● **Goal of the exercise**: When you copy the material below, keep every line exact and drop the pictures.
*** Study material ***
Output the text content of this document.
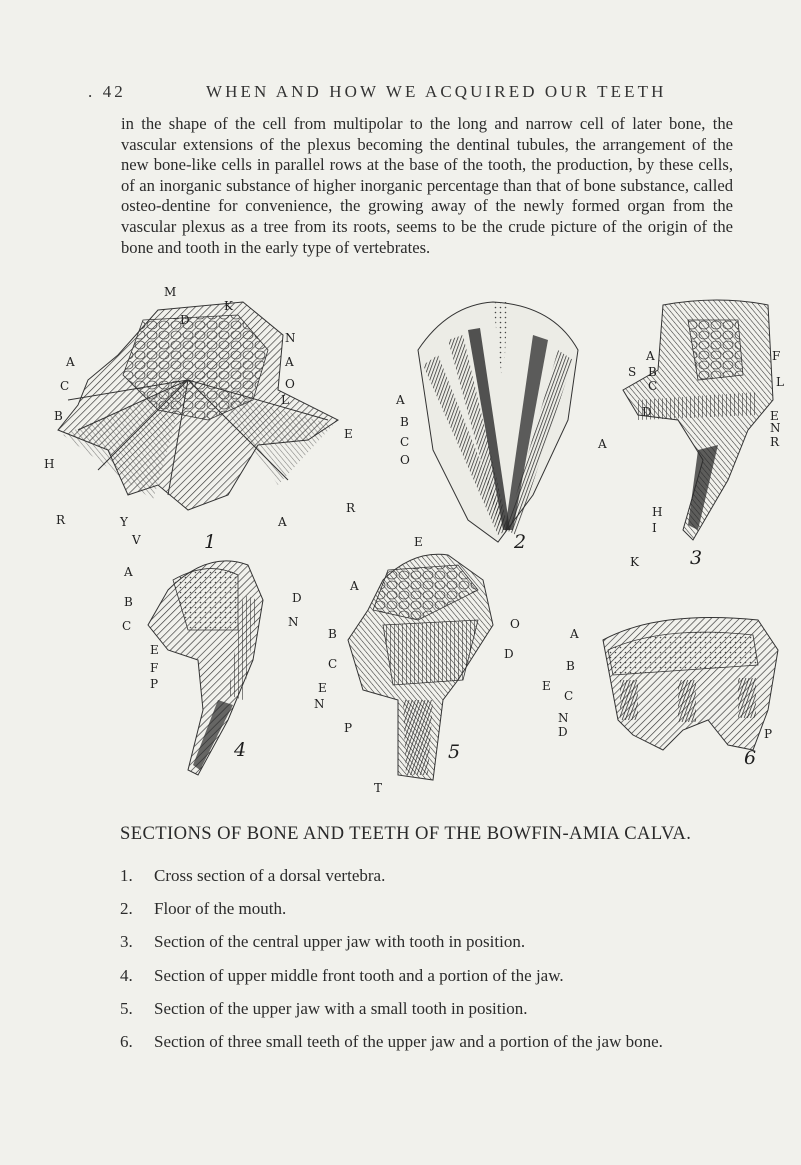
. 42	WHEN AND HOW WE ACQUIRED OUR TEETH
in the shape of the cell from multipolar to the long and narrow cell of later bone, the vascular extensions of the plexus becoming the dentinal tubules, the arrangement of the new bone-like cells in parallel rows at the base of the tooth, the production, by these cells, of an inorganic substance of higher inorganic percentage than that of bone substance, called osteo-dentine for convenience, the growing away of the newly formed organ from the vascular plexus as a tree from its roots, seems to be the crude picture of the origin of the bone and tooth in the early type of vertebrates.
M
D
K
N
A
O
L
A
C
B
H
R	Y
V
E
A
R
1
A
B
C
O
E	2
A
S B
C
D
A
F
L
E
N
R
H
I
K	3
A
B
C
E
F
P
D
N
4
A
O
B
D
C
E
N
P
T
5
A
B
E
C
N
D	P
6
SECTIONS OF BONE AND TEETH OF THE BOWFIN-AMIA CALVA.
1. Cross section of a dorsal vertebra.
2. Floor of the mouth.
3. Section of the central upper jaw with tooth in position.
4. Section of upper middle front tooth and a portion of the jaw.
5. Section of the upper jaw with a small tooth in position.
6. Section of three small teeth of the upper jaw and a portion of the jaw bone.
*** End of Study material ***
● **Reply to the task**:
Output the text content of this document.
. 42	WHEN AND HOW WE ACQUIRED OUR TEETH
in the shape of the cell from multipolar to the long and narrow cell of later bone, the vascular extensions of the plexus becoming the dentinal tubules, the arrangement of the new bone-like cells in parallel rows at the base of the tooth, the production, by these cells, of an inorganic substance of higher inorganic percentage than that of bone substance, called osteo-dentine for convenience, the growing away of the newly formed organ from the vascular plexus as a tree from its roots, seems to be the crude picture of the origin of the bone and tooth in the early type of vertebrates.
M
D
K
N
A
O
L
A
C
B
H
R	Y
V
E
A
R
1
A
B
C
O
E	2
A
S B
C
D
A
F
L
E
N
R
H
I
K	3
A
B
C
E
F
P
D
N
4
A
O
B
D
C
E
N
P
T
5
A
B
E
C
N
D	P
6
SECTIONS OF BONE AND TEETH OF THE BOWFIN-AMIA CALVA.
1. Cross section of a dorsal vertebra.
2. Floor of the mouth.
3. Section of the central upper jaw with tooth in position.
4. Section of upper middle front tooth and a portion of the jaw.
5. Section of the upper jaw with a small tooth in position.
6. Section of three small teeth of the upper jaw and a portion of the jaw bone.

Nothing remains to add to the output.